INFORMATION PROVIDED —
────────
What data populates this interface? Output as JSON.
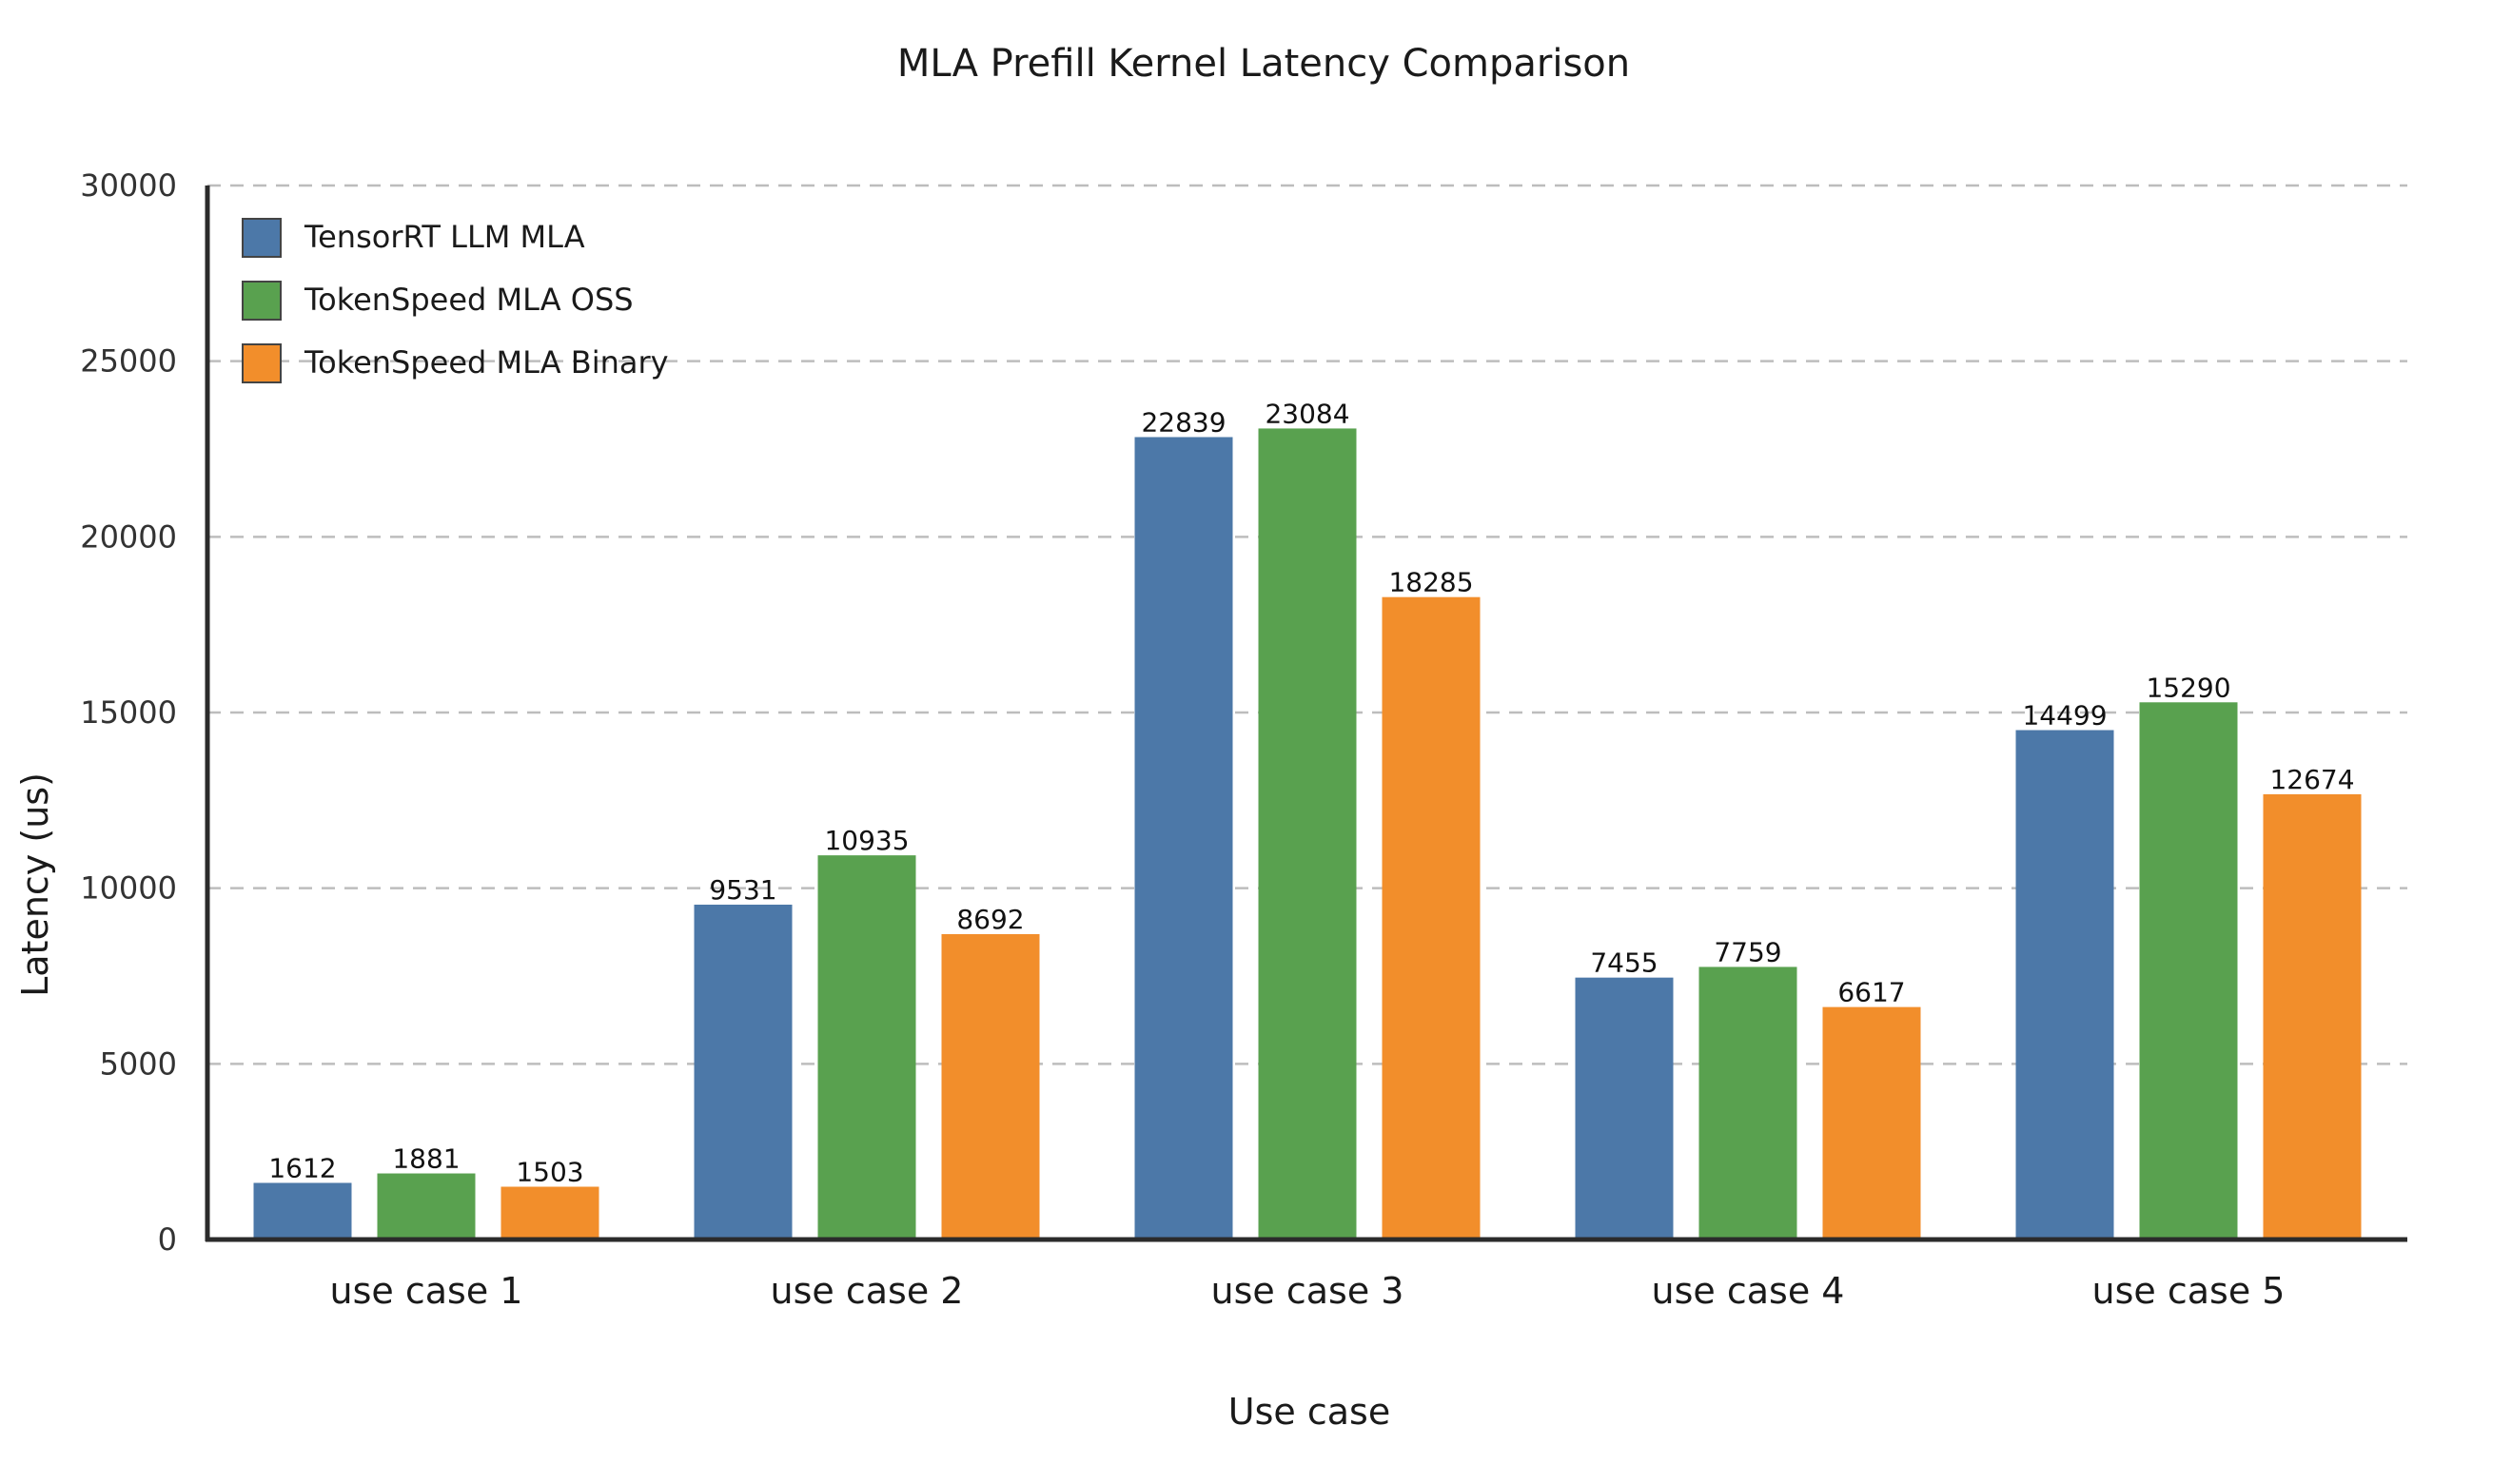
{
  "chart_data": {
    "type": "bar",
    "title": "MLA Prefill Kernel Latency Comparison",
    "xlabel": "Use case",
    "ylabel": "Latency (us)",
    "categories": [
      "use case 1",
      "use case 2",
      "use case 3",
      "use case 4",
      "use case 5"
    ],
    "ylim": [
      0,
      30000
    ],
    "yticks": [
      0,
      5000,
      10000,
      15000,
      20000,
      25000,
      30000
    ],
    "grid": true,
    "legend_position": "top-left",
    "series": [
      {
        "name": "TensorRT LLM MLA",
        "color": "#4c78a8",
        "values": [
          1612,
          9531,
          22839,
          7455,
          14499
        ]
      },
      {
        "name": "TokenSpeed MLA OSS",
        "color": "#59a14f",
        "values": [
          1881,
          10935,
          23084,
          7759,
          15290
        ]
      },
      {
        "name": "TokenSpeed MLA Binary",
        "color": "#f28e2b",
        "values": [
          1503,
          8692,
          18285,
          6617,
          12674
        ]
      }
    ]
  }
}
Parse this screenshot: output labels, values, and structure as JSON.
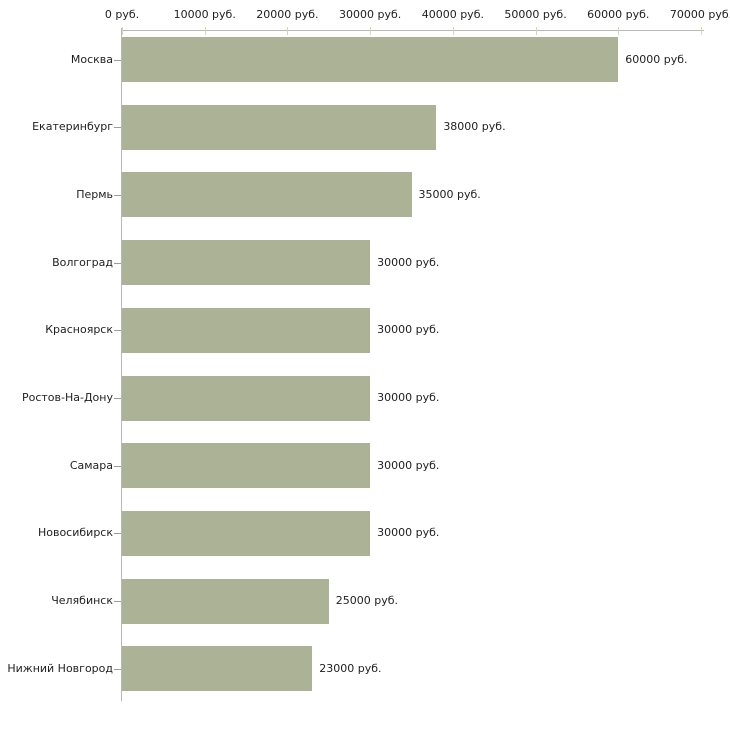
{
  "chart_data": {
    "type": "bar",
    "orientation": "horizontal",
    "title": "",
    "unit_suffix": " руб.",
    "categories": [
      "Москва",
      "Екатеринбург",
      "Пермь",
      "Волгоград",
      "Красноярск",
      "Ростов-На-Дону",
      "Самара",
      "Новосибирск",
      "Челябинск",
      "Нижний Новгород"
    ],
    "values": [
      60000,
      38000,
      35000,
      30000,
      30000,
      30000,
      30000,
      30000,
      25000,
      23000
    ],
    "value_labels": [
      "60000 руб.",
      "38000 руб.",
      "35000 руб.",
      "30000 руб.",
      "30000 руб.",
      "30000 руб.",
      "30000 руб.",
      "30000 руб.",
      "25000 руб.",
      "23000 руб."
    ],
    "x_ticks": [
      0,
      10000,
      20000,
      30000,
      40000,
      50000,
      60000,
      70000
    ],
    "x_tick_labels": [
      "0 руб.",
      "10000 руб.",
      "20000 руб.",
      "30000 руб.",
      "40000 руб.",
      "50000 руб.",
      "60000 руб.",
      "70000 руб."
    ],
    "xlim": [
      0,
      70000
    ],
    "grid": "off",
    "legend": "none",
    "colors": {
      "bar": "#abb296",
      "axis_line": "#b9b9b9",
      "x_tick_mark": "#d6d8b0",
      "y_tick_mark": "#9c9c9c",
      "text": "#1f1f1f",
      "background": "#ffffff"
    }
  }
}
────────
PROBLEM REQUIREMENTS —
An exact transcription of all the entries is required, without the pictures.

WRITTEN REPLY —
What data populates this interface? Output as JSON.
{
  "chart_data": {
    "type": "bar",
    "title": "MLA Prefill Kernel Latency Comparison",
    "xlabel": "Use case",
    "ylabel": "Latency (us)",
    "categories": [
      "use case 1",
      "use case 2",
      "use case 3",
      "use case 4",
      "use case 5"
    ],
    "ylim": [
      0,
      30000
    ],
    "yticks": [
      0,
      5000,
      10000,
      15000,
      20000,
      25000,
      30000
    ],
    "grid": true,
    "legend_position": "top-left",
    "series": [
      {
        "name": "TensorRT LLM MLA",
        "color": "#4c78a8",
        "values": [
          1612,
          9531,
          22839,
          7455,
          14499
        ]
      },
      {
        "name": "TokenSpeed MLA OSS",
        "color": "#59a14f",
        "values": [
          1881,
          10935,
          23084,
          7759,
          15290
        ]
      },
      {
        "name": "TokenSpeed MLA Binary",
        "color": "#f28e2b",
        "values": [
          1503,
          8692,
          18285,
          6617,
          12674
        ]
      }
    ]
  }
}
Parse this screenshot: output labels, values, and structure as JSON.
{
  "chart_data": {
    "type": "bar",
    "orientation": "horizontal",
    "title": "",
    "unit_suffix": " руб.",
    "categories": [
      "Москва",
      "Екатеринбург",
      "Пермь",
      "Волгоград",
      "Красноярск",
      "Ростов-На-Дону",
      "Самара",
      "Новосибирск",
      "Челябинск",
      "Нижний Новгород"
    ],
    "values": [
      60000,
      38000,
      35000,
      30000,
      30000,
      30000,
      30000,
      30000,
      25000,
      23000
    ],
    "value_labels": [
      "60000 руб.",
      "38000 руб.",
      "35000 руб.",
      "30000 руб.",
      "30000 руб.",
      "30000 руб.",
      "30000 руб.",
      "30000 руб.",
      "25000 руб.",
      "23000 руб."
    ],
    "x_ticks": [
      0,
      10000,
      20000,
      30000,
      40000,
      50000,
      60000,
      70000
    ],
    "x_tick_labels": [
      "0 руб.",
      "10000 руб.",
      "20000 руб.",
      "30000 руб.",
      "40000 руб.",
      "50000 руб.",
      "60000 руб.",
      "70000 руб."
    ],
    "xlim": [
      0,
      70000
    ],
    "grid": "off",
    "legend": "none",
    "colors": {
      "bar": "#abb296",
      "axis_line": "#b9b9b9",
      "x_tick_mark": "#d6d8b0",
      "y_tick_mark": "#9c9c9c",
      "text": "#1f1f1f",
      "background": "#ffffff"
    }
  }
}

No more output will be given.